## Required task
Write every entry out again exactly, please, and skip the pictures.

╭──

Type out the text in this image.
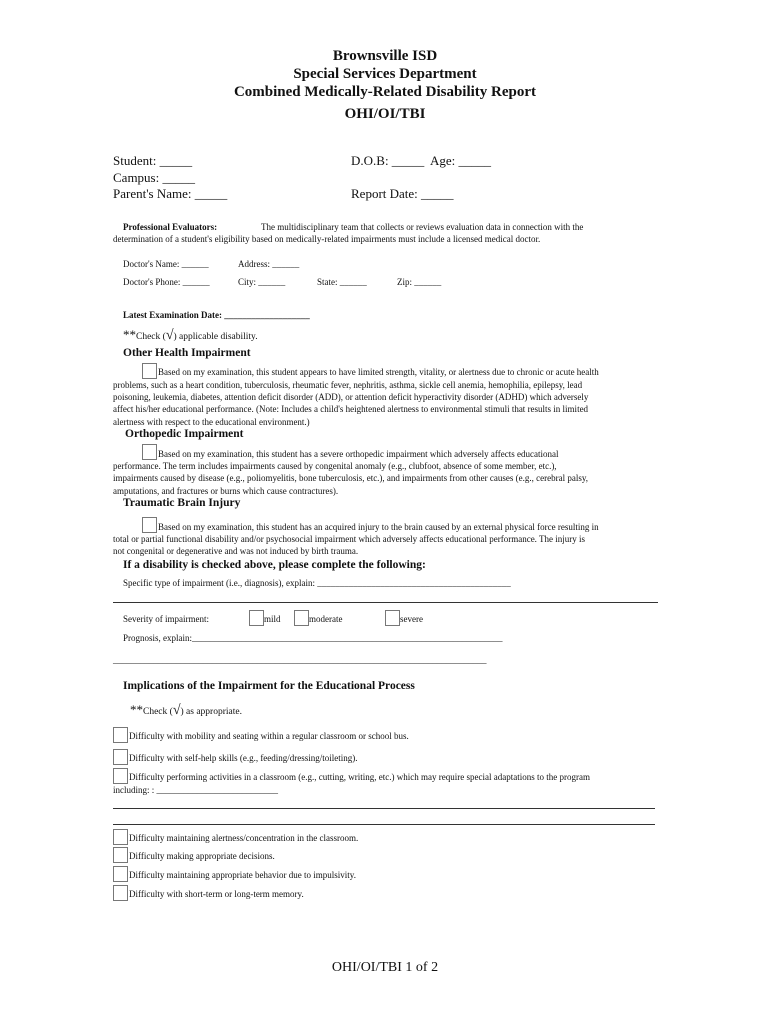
Brownsville ISD
Special Services Department
Combined Medically-Related Disability Report
OHI/OI/TBI
Student: _____
Campus: _____
Parent's Name: _____
D.O.B: _____ Age: _____
Report Date: _____
Professional Evaluators:	The multidisciplinary team that collects or reviews evaluation data in connection with the
determination of a student's eligibility based on medically-related impairments must include a licensed medical doctor.
Doctor's Name: ______	Address: ______
Doctor's Phone: ______	City: ______	State: ______	Zip: ______
Latest Examination Date: ___________________
**Check (√) applicable disability.
Other Health Impairment
Based on my examination, this student appears to have limited strength, vitality, or alertness due to chronic or acute health
problems, such as a heart condition, tuberculosis, rheumatic fever, nephritis, asthma, sickle cell anemia, hemophilia, epilepsy, lead
poisoning, leukemia, diabetes, attention deficit disorder (ADD), or attention deficit hyperactivity disorder (ADHD) which adversely
affect his/her educational performance. (Note: Includes a child's heightened alertness to environmental stimuli that results in limited
alertness with respect to the educational environment.)
Orthopedic Impairment
Based on my examination, this student has a severe orthopedic impairment which adversely affects educational
performance. The term includes impairments caused by congenital anomaly (e.g., clubfoot, absence of some member, etc.),
impairments caused by disease (e.g., poliomyelitis, bone tuberculosis, etc.), and impairments from other causes (e.g., cerebral palsy,
amputations, and fractures or burns which cause contractures).
Traumatic Brain Injury
Based on my examination, this student has an acquired injury to the brain caused by an external physical force resulting in
total or partial functional disability and/or psychosocial impairment which adversely affects educational performance. The injury is
not congenital or degenerative and was not induced by birth trauma.
If a disability is checked above, please complete the following:
Specific type of impairment (i.e., diagnosis), explain: ___________________________________________
Severity of impairment:	mild	moderate	severe
Prognosis, explain:_____________________________________________________________________
___________________________________________________________________________________
Implications of the Impairment for the Educational Process
**Check (√) as appropriate.
Difficulty with mobility and seating within a regular classroom or school bus.
Difficulty with self-help skills (e.g., feeding/dressing/toileting).
Difficulty performing activities in a classroom (e.g., cutting, writing, etc.) which may require special adaptations to the program
including: : ___________________________
Difficulty maintaining alertness/concentration in the classroom.
Difficulty making appropriate decisions.
Difficulty maintaining appropriate behavior due to impulsivity.
Difficulty with short-term or long-term memory.
OHI/OI/TBI 1 of 2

╰──

## Exercise result
Type out the text in this image.
Brownsville ISD
Special Services Department
Combined Medically-Related Disability Report
OHI/OI/TBI
Student: _____
Campus: _____
Parent's Name: _____
D.O.B: _____ Age: _____
Report Date: _____
Professional Evaluators:	The multidisciplinary team that collects or reviews evaluation data in connection with the
determination of a student's eligibility based on medically-related impairments must include a licensed medical doctor.
Doctor's Name: ______	Address: ______
Doctor's Phone: ______	City: ______	State: ______	Zip: ______
Latest Examination Date: ___________________
**Check (√) applicable disability.
Other Health Impairment
Based on my examination, this student appears to have limited strength, vitality, or alertness due to chronic or acute health
problems, such as a heart condition, tuberculosis, rheumatic fever, nephritis, asthma, sickle cell anemia, hemophilia, epilepsy, lead
poisoning, leukemia, diabetes, attention deficit disorder (ADD), or attention deficit hyperactivity disorder (ADHD) which adversely
affect his/her educational performance. (Note: Includes a child's heightened alertness to environmental stimuli that results in limited
alertness with respect to the educational environment.)
Orthopedic Impairment
Based on my examination, this student has a severe orthopedic impairment which adversely affects educational
performance. The term includes impairments caused by congenital anomaly (e.g., clubfoot, absence of some member, etc.),
impairments caused by disease (e.g., poliomyelitis, bone tuberculosis, etc.), and impairments from other causes (e.g., cerebral palsy,
amputations, and fractures or burns which cause contractures).
Traumatic Brain Injury
Based on my examination, this student has an acquired injury to the brain caused by an external physical force resulting in
total or partial functional disability and/or psychosocial impairment which adversely affects educational performance. The injury is
not congenital or degenerative and was not induced by birth trauma.
If a disability is checked above, please complete the following:
Specific type of impairment (i.e., diagnosis), explain: ___________________________________________
Severity of impairment:	mild	moderate	severe
Prognosis, explain:_____________________________________________________________________
___________________________________________________________________________________
Implications of the Impairment for the Educational Process
**Check (√) as appropriate.
Difficulty with mobility and seating within a regular classroom or school bus.
Difficulty with self-help skills (e.g., feeding/dressing/toileting).
Difficulty performing activities in a classroom (e.g., cutting, writing, etc.) which may require special adaptations to the program
including: : ___________________________
Difficulty maintaining alertness/concentration in the classroom.
Difficulty making appropriate decisions.
Difficulty maintaining appropriate behavior due to impulsivity.
Difficulty with short-term or long-term memory.
OHI/OI/TBI 1 of 2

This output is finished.